:: Provided information ::
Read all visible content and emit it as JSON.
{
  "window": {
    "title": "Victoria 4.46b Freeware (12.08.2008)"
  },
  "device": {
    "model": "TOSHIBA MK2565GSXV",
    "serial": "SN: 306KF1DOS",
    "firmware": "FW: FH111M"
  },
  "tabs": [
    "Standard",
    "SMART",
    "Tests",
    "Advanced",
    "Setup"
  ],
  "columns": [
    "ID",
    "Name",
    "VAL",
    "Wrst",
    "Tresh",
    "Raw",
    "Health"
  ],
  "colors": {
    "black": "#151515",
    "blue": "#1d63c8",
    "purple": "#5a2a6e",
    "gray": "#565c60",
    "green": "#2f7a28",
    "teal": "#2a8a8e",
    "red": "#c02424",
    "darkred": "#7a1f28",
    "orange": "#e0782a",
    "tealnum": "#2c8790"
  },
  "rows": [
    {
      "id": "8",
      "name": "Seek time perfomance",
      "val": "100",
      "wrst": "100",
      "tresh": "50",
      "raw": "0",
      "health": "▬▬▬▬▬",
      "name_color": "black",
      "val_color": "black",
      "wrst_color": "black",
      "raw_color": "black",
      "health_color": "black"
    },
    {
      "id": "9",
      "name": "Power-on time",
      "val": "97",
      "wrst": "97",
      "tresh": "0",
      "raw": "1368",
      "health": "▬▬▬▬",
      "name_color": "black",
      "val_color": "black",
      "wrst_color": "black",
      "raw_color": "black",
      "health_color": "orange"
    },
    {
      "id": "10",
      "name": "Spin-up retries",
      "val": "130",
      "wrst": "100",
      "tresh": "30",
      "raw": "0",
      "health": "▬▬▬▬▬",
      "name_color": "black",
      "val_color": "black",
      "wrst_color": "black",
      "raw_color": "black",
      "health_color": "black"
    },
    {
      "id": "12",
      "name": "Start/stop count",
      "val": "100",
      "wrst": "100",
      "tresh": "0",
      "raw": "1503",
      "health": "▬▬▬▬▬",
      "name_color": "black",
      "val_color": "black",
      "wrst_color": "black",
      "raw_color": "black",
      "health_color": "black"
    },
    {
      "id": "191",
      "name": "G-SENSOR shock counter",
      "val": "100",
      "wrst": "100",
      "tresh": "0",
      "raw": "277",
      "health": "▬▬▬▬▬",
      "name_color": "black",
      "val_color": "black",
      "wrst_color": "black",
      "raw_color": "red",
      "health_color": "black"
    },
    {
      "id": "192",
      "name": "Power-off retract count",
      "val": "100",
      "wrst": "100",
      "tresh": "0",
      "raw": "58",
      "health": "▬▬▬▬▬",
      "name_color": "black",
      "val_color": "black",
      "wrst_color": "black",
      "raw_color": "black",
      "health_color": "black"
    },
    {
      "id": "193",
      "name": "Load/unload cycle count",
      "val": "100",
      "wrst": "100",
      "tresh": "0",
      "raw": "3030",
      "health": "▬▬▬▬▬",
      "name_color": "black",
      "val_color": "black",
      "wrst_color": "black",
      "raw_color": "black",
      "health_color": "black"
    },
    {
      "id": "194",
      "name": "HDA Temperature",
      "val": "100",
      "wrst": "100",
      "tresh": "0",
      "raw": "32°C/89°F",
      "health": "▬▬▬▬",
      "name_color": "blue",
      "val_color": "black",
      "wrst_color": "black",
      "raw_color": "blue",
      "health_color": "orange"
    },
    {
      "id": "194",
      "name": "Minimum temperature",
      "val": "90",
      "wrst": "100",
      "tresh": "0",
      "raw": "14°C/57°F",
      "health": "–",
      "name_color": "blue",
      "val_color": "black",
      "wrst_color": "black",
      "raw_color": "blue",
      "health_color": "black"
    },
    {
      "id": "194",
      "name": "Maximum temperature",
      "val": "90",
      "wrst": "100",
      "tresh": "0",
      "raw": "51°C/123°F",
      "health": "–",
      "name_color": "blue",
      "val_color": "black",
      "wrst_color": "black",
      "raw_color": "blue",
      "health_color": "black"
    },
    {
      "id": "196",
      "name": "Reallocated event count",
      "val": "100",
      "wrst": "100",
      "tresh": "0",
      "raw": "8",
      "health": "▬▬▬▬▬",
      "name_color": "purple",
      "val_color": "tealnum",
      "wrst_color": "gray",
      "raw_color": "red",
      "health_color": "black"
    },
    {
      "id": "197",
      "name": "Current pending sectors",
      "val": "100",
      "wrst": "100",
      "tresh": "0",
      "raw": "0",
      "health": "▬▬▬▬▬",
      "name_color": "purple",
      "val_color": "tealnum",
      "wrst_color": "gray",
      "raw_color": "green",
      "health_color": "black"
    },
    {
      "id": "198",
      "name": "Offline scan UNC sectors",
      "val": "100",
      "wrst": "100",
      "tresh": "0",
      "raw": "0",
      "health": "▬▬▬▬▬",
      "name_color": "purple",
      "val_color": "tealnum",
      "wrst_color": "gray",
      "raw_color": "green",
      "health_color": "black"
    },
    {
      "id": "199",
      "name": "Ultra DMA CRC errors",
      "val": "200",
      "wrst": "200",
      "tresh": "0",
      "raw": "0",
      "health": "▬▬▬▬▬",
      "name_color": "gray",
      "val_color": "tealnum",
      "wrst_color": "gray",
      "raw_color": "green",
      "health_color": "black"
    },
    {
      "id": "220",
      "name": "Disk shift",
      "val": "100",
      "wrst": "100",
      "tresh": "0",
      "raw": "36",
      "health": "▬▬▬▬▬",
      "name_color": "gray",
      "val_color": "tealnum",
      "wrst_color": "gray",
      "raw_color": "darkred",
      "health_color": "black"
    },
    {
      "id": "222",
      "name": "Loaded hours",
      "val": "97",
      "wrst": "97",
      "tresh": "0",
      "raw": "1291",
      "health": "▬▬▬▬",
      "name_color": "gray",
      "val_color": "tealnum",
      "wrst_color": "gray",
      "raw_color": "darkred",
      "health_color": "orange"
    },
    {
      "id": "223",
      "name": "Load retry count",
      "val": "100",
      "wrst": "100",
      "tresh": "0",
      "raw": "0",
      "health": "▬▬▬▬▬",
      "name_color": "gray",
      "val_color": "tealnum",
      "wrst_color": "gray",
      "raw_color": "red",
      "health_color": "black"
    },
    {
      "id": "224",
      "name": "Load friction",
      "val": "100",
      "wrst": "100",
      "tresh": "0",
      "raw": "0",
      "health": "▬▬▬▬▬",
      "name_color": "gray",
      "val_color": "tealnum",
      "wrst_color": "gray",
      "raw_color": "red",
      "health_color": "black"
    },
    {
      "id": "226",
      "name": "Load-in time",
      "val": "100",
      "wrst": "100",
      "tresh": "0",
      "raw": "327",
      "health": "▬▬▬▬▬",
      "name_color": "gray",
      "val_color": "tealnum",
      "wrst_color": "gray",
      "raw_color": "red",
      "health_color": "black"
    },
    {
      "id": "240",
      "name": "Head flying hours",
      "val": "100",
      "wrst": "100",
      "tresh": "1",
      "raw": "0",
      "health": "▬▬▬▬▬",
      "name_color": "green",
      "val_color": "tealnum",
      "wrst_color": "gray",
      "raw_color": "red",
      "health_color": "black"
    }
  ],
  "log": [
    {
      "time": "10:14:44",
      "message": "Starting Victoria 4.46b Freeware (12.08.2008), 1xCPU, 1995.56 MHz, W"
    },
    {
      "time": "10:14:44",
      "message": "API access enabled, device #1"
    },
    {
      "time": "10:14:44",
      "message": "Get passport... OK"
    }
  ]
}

:: What you should do ::
Transcribe the material above word for word.

:: Response below ::
Read all visible content and emit it as JSON.
{
  "window": {
    "title": "Victoria 4.46b Freeware (12.08.2008)"
  },
  "device": {
    "model": "TOSHIBA MK2565GSXV",
    "serial": "SN: 306KF1DOS",
    "firmware": "FW: FH111M"
  },
  "tabs": [
    "Standard",
    "SMART",
    "Tests",
    "Advanced",
    "Setup"
  ],
  "columns": [
    "ID",
    "Name",
    "VAL",
    "Wrst",
    "Tresh",
    "Raw",
    "Health"
  ],
  "colors": {
    "black": "#151515",
    "blue": "#1d63c8",
    "purple": "#5a2a6e",
    "gray": "#565c60",
    "green": "#2f7a28",
    "teal": "#2a8a8e",
    "red": "#c02424",
    "darkred": "#7a1f28",
    "orange": "#e0782a",
    "tealnum": "#2c8790"
  },
  "rows": [
    {
      "id": "8",
      "name": "Seek time perfomance",
      "val": "100",
      "wrst": "100",
      "tresh": "50",
      "raw": "0",
      "health": "▬▬▬▬▬",
      "name_color": "black",
      "val_color": "black",
      "wrst_color": "black",
      "raw_color": "black",
      "health_color": "black"
    },
    {
      "id": "9",
      "name": "Power-on time",
      "val": "97",
      "wrst": "97",
      "tresh": "0",
      "raw": "1368",
      "health": "▬▬▬▬",
      "name_color": "black",
      "val_color": "black",
      "wrst_color": "black",
      "raw_color": "black",
      "health_color": "orange"
    },
    {
      "id": "10",
      "name": "Spin-up retries",
      "val": "130",
      "wrst": "100",
      "tresh": "30",
      "raw": "0",
      "health": "▬▬▬▬▬",
      "name_color": "black",
      "val_color": "black",
      "wrst_color": "black",
      "raw_color": "black",
      "health_color": "black"
    },
    {
      "id": "12",
      "name": "Start/stop count",
      "val": "100",
      "wrst": "100",
      "tresh": "0",
      "raw": "1503",
      "health": "▬▬▬▬▬",
      "name_color": "black",
      "val_color": "black",
      "wrst_color": "black",
      "raw_color": "black",
      "health_color": "black"
    },
    {
      "id": "191",
      "name": "G-SENSOR shock counter",
      "val": "100",
      "wrst": "100",
      "tresh": "0",
      "raw": "277",
      "health": "▬▬▬▬▬",
      "name_color": "black",
      "val_color": "black",
      "wrst_color": "black",
      "raw_color": "red",
      "health_color": "black"
    },
    {
      "id": "192",
      "name": "Power-off retract count",
      "val": "100",
      "wrst": "100",
      "tresh": "0",
      "raw": "58",
      "health": "▬▬▬▬▬",
      "name_color": "black",
      "val_color": "black",
      "wrst_color": "black",
      "raw_color": "black",
      "health_color": "black"
    },
    {
      "id": "193",
      "name": "Load/unload cycle count",
      "val": "100",
      "wrst": "100",
      "tresh": "0",
      "raw": "3030",
      "health": "▬▬▬▬▬",
      "name_color": "black",
      "val_color": "black",
      "wrst_color": "black",
      "raw_color": "black",
      "health_color": "black"
    },
    {
      "id": "194",
      "name": "HDA Temperature",
      "val": "100",
      "wrst": "100",
      "tresh": "0",
      "raw": "32°C/89°F",
      "health": "▬▬▬▬",
      "name_color": "blue",
      "val_color": "black",
      "wrst_color": "black",
      "raw_color": "blue",
      "health_color": "orange"
    },
    {
      "id": "194",
      "name": "Minimum temperature",
      "val": "90",
      "wrst": "100",
      "tresh": "0",
      "raw": "14°C/57°F",
      "health": "–",
      "name_color": "blue",
      "val_color": "black",
      "wrst_color": "black",
      "raw_color": "blue",
      "health_color": "black"
    },
    {
      "id": "194",
      "name": "Maximum temperature",
      "val": "90",
      "wrst": "100",
      "tresh": "0",
      "raw": "51°C/123°F",
      "health": "–",
      "name_color": "blue",
      "val_color": "black",
      "wrst_color": "black",
      "raw_color": "blue",
      "health_color": "black"
    },
    {
      "id": "196",
      "name": "Reallocated event count",
      "val": "100",
      "wrst": "100",
      "tresh": "0",
      "raw": "8",
      "health": "▬▬▬▬▬",
      "name_color": "purple",
      "val_color": "tealnum",
      "wrst_color": "gray",
      "raw_color": "red",
      "health_color": "black"
    },
    {
      "id": "197",
      "name": "Current pending sectors",
      "val": "100",
      "wrst": "100",
      "tresh": "0",
      "raw": "0",
      "health": "▬▬▬▬▬",
      "name_color": "purple",
      "val_color": "tealnum",
      "wrst_color": "gray",
      "raw_color": "green",
      "health_color": "black"
    },
    {
      "id": "198",
      "name": "Offline scan UNC sectors",
      "val": "100",
      "wrst": "100",
      "tresh": "0",
      "raw": "0",
      "health": "▬▬▬▬▬",
      "name_color": "purple",
      "val_color": "tealnum",
      "wrst_color": "gray",
      "raw_color": "green",
      "health_color": "black"
    },
    {
      "id": "199",
      "name": "Ultra DMA CRC errors",
      "val": "200",
      "wrst": "200",
      "tresh": "0",
      "raw": "0",
      "health": "▬▬▬▬▬",
      "name_color": "gray",
      "val_color": "tealnum",
      "wrst_color": "gray",
      "raw_color": "green",
      "health_color": "black"
    },
    {
      "id": "220",
      "name": "Disk shift",
      "val": "100",
      "wrst": "100",
      "tresh": "0",
      "raw": "36",
      "health": "▬▬▬▬▬",
      "name_color": "gray",
      "val_color": "tealnum",
      "wrst_color": "gray",
      "raw_color": "darkred",
      "health_color": "black"
    },
    {
      "id": "222",
      "name": "Loaded hours",
      "val": "97",
      "wrst": "97",
      "tresh": "0",
      "raw": "1291",
      "health": "▬▬▬▬",
      "name_color": "gray",
      "val_color": "tealnum",
      "wrst_color": "gray",
      "raw_color": "darkred",
      "health_color": "orange"
    },
    {
      "id": "223",
      "name": "Load retry count",
      "val": "100",
      "wrst": "100",
      "tresh": "0",
      "raw": "0",
      "health": "▬▬▬▬▬",
      "name_color": "gray",
      "val_color": "tealnum",
      "wrst_color": "gray",
      "raw_color": "red",
      "health_color": "black"
    },
    {
      "id": "224",
      "name": "Load friction",
      "val": "100",
      "wrst": "100",
      "tresh": "0",
      "raw": "0",
      "health": "▬▬▬▬▬",
      "name_color": "gray",
      "val_color": "tealnum",
      "wrst_color": "gray",
      "raw_color": "red",
      "health_color": "black"
    },
    {
      "id": "226",
      "name": "Load-in time",
      "val": "100",
      "wrst": "100",
      "tresh": "0",
      "raw": "327",
      "health": "▬▬▬▬▬",
      "name_color": "gray",
      "val_color": "tealnum",
      "wrst_color": "gray",
      "raw_color": "red",
      "health_color": "black"
    },
    {
      "id": "240",
      "name": "Head flying hours",
      "val": "100",
      "wrst": "100",
      "tresh": "1",
      "raw": "0",
      "health": "▬▬▬▬▬",
      "name_color": "green",
      "val_color": "tealnum",
      "wrst_color": "gray",
      "raw_color": "red",
      "health_color": "black"
    }
  ],
  "log": [
    {
      "time": "10:14:44",
      "message": "Starting Victoria 4.46b Freeware (12.08.2008), 1xCPU, 1995.56 MHz, W"
    },
    {
      "time": "10:14:44",
      "message": "API access enabled, device #1"
    },
    {
      "time": "10:14:44",
      "message": "Get passport... OK"
    }
  ]
}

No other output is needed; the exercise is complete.